**EXTRACTED TEXT:**
::::

# Advice



## caroline74 (May 9, 2012)

We have one beautiful girl thro 2nd ivf 2 yrs ago, after failed mc in 2011. Been trying since 2010. We are very lucky I know. My Amh<0.5 in 2011. Had 3 cycles ivf this year. Icsi in May. Got Preg but mc at 10 wks. Last cycle in oct failed. Only 1 egg but didn't survive. Clinic recommending donor eggs. They said no point trying gonal 450, even tho NICE recommend it. Previously on gonal 300. Feel we should try at least one with 450 before donor eggs? On other hand, feel greedy/guilty wanting another baby. Perhaps we should settle and be thankful. I've just turned 40.....


----------



## Anjelissa (Jan 11, 2007)

Hi Caroline,

I don't have specific advice regarding treatment regime but I just wanted to say you are absolutely NOT greedy for wanting another baby and there is no reason to feel guilty for wanting what (for most) is presumed a given and a natural state of affairs  
Yes, feel thankful as you say, and blessed to have your beautiful little girl, but you should in no way feel there is anything wrong with the desire to expand your family 

I just want to add a link to another board that may be of use for you. There are quite a few posts there from ladies feeling the same way you do with regards to their struggles for a second child and the views and opinions there may be of comfort to you 

 http://www.fertilityfriends.co.uk/forum/index.php?board=153.0

I wish you all the best and lots of luck 

Angie x


----------

::::

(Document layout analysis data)
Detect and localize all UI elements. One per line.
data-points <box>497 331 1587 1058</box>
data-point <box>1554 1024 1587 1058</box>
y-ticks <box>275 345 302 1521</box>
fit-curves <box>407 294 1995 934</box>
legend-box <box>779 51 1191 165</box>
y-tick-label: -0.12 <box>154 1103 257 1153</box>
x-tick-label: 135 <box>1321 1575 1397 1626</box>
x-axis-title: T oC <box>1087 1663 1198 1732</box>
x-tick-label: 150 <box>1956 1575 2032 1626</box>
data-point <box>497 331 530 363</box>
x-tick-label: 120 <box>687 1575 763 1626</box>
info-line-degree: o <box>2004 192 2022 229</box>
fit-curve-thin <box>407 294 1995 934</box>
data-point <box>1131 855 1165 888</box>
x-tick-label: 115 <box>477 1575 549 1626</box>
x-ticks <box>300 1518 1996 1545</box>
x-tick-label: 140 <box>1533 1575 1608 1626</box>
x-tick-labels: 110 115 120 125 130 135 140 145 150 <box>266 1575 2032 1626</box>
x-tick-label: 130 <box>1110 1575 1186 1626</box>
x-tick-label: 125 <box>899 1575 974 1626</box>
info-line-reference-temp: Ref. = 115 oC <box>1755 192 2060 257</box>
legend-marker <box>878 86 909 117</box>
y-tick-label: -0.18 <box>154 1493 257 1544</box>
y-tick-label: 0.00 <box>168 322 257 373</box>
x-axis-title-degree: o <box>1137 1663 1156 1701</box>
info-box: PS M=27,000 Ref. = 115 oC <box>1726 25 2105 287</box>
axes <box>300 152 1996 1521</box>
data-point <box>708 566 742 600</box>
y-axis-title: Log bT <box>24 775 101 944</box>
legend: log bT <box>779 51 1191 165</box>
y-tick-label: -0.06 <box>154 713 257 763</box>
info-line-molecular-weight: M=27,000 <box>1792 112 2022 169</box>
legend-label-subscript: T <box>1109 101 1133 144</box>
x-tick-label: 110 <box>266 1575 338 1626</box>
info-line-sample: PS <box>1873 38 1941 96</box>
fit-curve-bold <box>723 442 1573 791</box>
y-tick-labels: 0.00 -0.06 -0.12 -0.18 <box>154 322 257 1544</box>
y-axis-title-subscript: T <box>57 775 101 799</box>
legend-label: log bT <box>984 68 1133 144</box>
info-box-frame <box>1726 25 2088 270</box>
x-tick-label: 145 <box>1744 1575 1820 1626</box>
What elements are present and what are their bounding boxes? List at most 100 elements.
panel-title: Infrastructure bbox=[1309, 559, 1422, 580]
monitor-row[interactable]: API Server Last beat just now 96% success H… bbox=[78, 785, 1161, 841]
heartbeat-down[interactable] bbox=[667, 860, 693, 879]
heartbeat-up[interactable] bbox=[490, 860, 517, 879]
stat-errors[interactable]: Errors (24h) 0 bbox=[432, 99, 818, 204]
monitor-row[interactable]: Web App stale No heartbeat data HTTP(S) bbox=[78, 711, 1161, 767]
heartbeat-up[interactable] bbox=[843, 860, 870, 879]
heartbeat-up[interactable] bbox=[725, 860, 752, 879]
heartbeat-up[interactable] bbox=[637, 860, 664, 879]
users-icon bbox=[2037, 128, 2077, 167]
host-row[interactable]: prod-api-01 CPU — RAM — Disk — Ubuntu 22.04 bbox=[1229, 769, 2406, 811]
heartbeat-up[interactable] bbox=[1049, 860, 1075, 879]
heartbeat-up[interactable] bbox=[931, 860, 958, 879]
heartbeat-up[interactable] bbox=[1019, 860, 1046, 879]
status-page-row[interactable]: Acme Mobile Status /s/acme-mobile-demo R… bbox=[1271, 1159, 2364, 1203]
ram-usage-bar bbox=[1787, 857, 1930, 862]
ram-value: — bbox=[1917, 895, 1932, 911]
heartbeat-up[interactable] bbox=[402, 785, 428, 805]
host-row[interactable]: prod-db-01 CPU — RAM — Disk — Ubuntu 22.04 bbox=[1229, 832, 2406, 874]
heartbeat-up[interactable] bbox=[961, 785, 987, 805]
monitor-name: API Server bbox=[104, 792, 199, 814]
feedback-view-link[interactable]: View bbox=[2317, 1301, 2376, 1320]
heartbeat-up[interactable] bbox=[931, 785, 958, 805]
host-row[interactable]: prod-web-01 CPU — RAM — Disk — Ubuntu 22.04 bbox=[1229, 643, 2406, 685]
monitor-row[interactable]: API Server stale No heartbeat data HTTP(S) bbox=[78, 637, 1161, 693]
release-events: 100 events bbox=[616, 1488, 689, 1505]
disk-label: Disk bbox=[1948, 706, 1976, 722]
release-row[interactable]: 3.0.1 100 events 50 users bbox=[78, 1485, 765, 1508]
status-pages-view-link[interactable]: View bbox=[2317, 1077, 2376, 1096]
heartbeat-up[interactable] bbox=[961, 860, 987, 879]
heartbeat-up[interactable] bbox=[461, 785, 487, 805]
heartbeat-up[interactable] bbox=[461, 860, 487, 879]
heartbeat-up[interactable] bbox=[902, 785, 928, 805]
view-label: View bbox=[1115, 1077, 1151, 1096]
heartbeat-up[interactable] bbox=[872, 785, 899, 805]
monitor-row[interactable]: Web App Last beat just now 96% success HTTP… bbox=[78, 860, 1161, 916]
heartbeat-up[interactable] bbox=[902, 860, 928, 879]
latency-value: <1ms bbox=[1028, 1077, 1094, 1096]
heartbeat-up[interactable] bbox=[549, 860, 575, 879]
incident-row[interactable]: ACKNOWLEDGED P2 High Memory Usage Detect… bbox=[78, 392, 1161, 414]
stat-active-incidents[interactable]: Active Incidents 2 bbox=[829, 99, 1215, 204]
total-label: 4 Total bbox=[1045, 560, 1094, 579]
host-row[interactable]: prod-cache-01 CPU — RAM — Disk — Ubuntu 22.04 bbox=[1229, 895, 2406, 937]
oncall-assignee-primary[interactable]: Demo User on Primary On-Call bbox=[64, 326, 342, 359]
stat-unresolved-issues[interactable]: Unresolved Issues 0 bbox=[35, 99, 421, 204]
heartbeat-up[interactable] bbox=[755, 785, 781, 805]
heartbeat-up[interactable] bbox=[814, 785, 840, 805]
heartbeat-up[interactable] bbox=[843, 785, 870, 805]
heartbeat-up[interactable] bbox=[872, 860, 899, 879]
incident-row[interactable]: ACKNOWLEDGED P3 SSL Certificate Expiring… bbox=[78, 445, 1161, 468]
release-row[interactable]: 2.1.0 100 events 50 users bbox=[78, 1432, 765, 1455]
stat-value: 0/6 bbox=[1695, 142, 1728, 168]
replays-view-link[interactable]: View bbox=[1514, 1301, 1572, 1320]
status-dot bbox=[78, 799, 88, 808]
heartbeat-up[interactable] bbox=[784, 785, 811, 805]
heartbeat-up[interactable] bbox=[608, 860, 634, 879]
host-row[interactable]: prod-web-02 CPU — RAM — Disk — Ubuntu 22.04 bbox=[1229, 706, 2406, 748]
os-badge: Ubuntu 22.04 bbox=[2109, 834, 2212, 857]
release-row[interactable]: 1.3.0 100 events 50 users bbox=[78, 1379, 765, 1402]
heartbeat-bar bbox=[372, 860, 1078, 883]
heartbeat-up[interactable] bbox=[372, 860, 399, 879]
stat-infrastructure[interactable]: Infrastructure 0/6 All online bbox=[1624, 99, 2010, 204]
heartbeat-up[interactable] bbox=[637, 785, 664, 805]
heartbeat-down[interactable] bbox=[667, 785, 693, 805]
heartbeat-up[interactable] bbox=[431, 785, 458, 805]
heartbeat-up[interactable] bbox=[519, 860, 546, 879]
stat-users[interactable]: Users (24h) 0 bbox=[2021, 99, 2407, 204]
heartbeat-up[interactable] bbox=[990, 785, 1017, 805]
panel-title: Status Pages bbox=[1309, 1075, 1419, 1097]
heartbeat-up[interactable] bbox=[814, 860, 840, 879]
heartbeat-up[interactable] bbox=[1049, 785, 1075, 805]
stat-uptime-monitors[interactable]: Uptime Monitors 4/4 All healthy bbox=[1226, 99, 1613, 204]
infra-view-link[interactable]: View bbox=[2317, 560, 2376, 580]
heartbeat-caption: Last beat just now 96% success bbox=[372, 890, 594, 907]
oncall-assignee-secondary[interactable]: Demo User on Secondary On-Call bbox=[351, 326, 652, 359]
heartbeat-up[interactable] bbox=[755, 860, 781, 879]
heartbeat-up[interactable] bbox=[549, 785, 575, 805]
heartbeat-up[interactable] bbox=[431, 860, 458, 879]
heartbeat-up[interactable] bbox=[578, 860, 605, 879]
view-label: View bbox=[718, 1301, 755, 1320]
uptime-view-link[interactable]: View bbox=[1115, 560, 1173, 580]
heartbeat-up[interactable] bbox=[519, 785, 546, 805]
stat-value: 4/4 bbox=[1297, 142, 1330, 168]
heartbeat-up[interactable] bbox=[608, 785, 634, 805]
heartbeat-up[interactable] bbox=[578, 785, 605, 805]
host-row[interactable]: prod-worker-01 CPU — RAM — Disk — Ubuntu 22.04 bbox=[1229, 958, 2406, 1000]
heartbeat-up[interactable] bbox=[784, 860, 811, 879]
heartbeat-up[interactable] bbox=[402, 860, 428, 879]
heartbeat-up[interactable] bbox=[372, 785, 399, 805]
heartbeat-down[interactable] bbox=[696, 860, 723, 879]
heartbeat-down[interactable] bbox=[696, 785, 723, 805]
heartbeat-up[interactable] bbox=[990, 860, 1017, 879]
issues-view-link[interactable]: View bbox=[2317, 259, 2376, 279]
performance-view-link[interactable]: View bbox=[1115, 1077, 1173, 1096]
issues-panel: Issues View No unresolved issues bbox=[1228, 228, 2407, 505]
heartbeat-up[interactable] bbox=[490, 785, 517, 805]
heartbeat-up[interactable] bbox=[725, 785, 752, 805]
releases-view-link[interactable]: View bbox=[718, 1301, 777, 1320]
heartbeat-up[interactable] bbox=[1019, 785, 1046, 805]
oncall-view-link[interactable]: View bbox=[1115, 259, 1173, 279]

::::

**WHAT YOU WILL DO:**
Rewrite the part of the fertility forum thread starting at "## caroline74 (May" and ending at "just turned 40.....", putting "egg donation" wherever "donor eggs" appears.

**EXERCISE ANSWER:**
## caroline74 (May 9, 2012)

We have one beautiful girl thro 2nd ivf 2 yrs ago, after failed mc in 2011. Been trying since 2010. We are very lucky I know. My Amh<0.5 in 2011. Had 3 cycles ivf this year. Icsi in May. Got Preg but mc at 10 wks. Last cycle in oct failed. Only 1 egg but didn't survive. Clinic recommending egg donation. They said no point trying gonal 450, even tho NICE recommend it. Previously on gonal 300. Feel we should try at least one with 450 before egg donation? On other hand, feel greedy/guilty wanting another baby. Perhaps we should settle and be thankful. I've just turned 40.....